WHAT THIS TASK INVOLVES> Each of the entries should be retyped precisely as it appears.

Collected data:
==================================================
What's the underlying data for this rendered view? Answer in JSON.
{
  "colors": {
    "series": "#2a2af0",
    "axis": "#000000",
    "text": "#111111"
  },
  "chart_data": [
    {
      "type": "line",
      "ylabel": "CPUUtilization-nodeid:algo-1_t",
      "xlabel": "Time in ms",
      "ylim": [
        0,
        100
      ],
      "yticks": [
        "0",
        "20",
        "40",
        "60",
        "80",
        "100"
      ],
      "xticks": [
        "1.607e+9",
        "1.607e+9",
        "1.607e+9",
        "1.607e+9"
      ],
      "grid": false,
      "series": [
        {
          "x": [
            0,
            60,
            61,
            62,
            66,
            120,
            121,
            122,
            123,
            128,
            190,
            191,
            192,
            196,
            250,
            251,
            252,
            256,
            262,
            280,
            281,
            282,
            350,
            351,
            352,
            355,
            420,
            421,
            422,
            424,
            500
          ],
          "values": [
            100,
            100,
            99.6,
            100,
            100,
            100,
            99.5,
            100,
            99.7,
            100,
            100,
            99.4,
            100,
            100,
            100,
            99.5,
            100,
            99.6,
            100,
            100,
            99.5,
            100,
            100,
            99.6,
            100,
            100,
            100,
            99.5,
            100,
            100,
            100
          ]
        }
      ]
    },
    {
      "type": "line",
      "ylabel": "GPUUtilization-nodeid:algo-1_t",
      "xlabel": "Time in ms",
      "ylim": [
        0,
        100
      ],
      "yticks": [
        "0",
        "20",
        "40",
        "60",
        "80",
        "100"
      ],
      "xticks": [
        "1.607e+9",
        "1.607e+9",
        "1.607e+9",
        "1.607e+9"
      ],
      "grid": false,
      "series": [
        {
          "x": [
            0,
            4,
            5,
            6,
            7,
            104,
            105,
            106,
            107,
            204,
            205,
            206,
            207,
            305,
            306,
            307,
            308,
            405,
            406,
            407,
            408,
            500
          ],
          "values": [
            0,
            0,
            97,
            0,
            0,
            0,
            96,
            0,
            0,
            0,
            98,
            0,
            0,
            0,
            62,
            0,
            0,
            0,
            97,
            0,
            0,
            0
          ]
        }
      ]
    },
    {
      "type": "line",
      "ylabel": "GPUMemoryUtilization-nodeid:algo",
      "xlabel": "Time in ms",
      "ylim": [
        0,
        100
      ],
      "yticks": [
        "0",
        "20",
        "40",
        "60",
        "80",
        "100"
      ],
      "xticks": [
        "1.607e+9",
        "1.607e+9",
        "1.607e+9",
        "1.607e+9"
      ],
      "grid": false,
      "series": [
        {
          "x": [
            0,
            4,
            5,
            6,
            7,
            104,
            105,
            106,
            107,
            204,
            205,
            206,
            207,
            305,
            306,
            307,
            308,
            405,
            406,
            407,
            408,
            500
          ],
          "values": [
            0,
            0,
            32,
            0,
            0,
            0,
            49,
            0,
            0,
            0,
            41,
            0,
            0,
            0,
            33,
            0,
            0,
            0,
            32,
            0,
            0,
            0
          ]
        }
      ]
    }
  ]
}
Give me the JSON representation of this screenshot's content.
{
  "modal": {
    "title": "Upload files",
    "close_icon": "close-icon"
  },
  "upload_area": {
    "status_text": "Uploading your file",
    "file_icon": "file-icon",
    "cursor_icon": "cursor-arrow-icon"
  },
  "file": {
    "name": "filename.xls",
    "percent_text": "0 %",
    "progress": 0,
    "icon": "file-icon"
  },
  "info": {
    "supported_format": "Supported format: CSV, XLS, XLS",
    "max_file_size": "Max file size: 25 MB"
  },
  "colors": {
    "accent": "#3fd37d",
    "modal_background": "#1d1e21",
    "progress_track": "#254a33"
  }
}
==================================================
RESULT OF THE TASK>
What's the underlying data for this rendered view? Answer in JSON.
{
  "colors": {
    "series": "#2a2af0",
    "axis": "#000000",
    "text": "#111111"
  },
  "chart_data": [
    {
      "type": "line",
      "ylabel": "CPUUtilization-nodeid:algo-1_t",
      "xlabel": "Time in ms",
      "ylim": [
        0,
        100
      ],
      "yticks": [
        "0",
        "20",
        "40",
        "60",
        "80",
        "100"
      ],
      "xticks": [
        "1.607e+9",
        "1.607e+9",
        "1.607e+9",
        "1.607e+9"
      ],
      "grid": false,
      "series": [
        {
          "x": [
            0,
            60,
            61,
            62,
            66,
            120,
            121,
            122,
            123,
            128,
            190,
            191,
            192,
            196,
            250,
            251,
            252,
            256,
            262,
            280,
            281,
            282,
            350,
            351,
            352,
            355,
            420,
            421,
            422,
            424,
            500
          ],
          "values": [
            100,
            100,
            99.6,
            100,
            100,
            100,
            99.5,
            100,
            99.7,
            100,
            100,
            99.4,
            100,
            100,
            100,
            99.5,
            100,
            99.6,
            100,
            100,
            99.5,
            100,
            100,
            99.6,
            100,
            100,
            100,
            99.5,
            100,
            100,
            100
          ]
        }
      ]
    },
    {
      "type": "line",
      "ylabel": "GPUUtilization-nodeid:algo-1_t",
      "xlabel": "Time in ms",
      "ylim": [
        0,
        100
      ],
      "yticks": [
        "0",
        "20",
        "40",
        "60",
        "80",
        "100"
      ],
      "xticks": [
        "1.607e+9",
        "1.607e+9",
        "1.607e+9",
        "1.607e+9"
      ],
      "grid": false,
      "series": [
        {
          "x": [
            0,
            4,
            5,
            6,
            7,
            104,
            105,
            106,
            107,
            204,
            205,
            206,
            207,
            305,
            306,
            307,
            308,
            405,
            406,
            407,
            408,
            500
          ],
          "values": [
            0,
            0,
            97,
            0,
            0,
            0,
            96,
            0,
            0,
            0,
            98,
            0,
            0,
            0,
            62,
            0,
            0,
            0,
            97,
            0,
            0,
            0
          ]
        }
      ]
    },
    {
      "type": "line",
      "ylabel": "GPUMemoryUtilization-nodeid:algo",
      "xlabel": "Time in ms",
      "ylim": [
        0,
        100
      ],
      "yticks": [
        "0",
        "20",
        "40",
        "60",
        "80",
        "100"
      ],
      "xticks": [
        "1.607e+9",
        "1.607e+9",
        "1.607e+9",
        "1.607e+9"
      ],
      "grid": false,
      "series": [
        {
          "x": [
            0,
            4,
            5,
            6,
            7,
            104,
            105,
            106,
            107,
            204,
            205,
            206,
            207,
            305,
            306,
            307,
            308,
            405,
            406,
            407,
            408,
            500
          ],
          "values": [
            0,
            0,
            32,
            0,
            0,
            0,
            49,
            0,
            0,
            0,
            41,
            0,
            0,
            0,
            33,
            0,
            0,
            0,
            32,
            0,
            0,
            0
          ]
        }
      ]
    }
  ]
}
Give me the JSON representation of this screenshot's content.
{
  "modal": {
    "title": "Upload files",
    "close_icon": "close-icon"
  },
  "upload_area": {
    "status_text": "Uploading your file",
    "file_icon": "file-icon",
    "cursor_icon": "cursor-arrow-icon"
  },
  "file": {
    "name": "filename.xls",
    "percent_text": "0 %",
    "progress": 0,
    "icon": "file-icon"
  },
  "info": {
    "supported_format": "Supported format: CSV, XLS, XLS",
    "max_file_size": "Max file size: 25 MB"
  },
  "colors": {
    "accent": "#3fd37d",
    "modal_background": "#1d1e21",
    "progress_track": "#254a33"
  }
}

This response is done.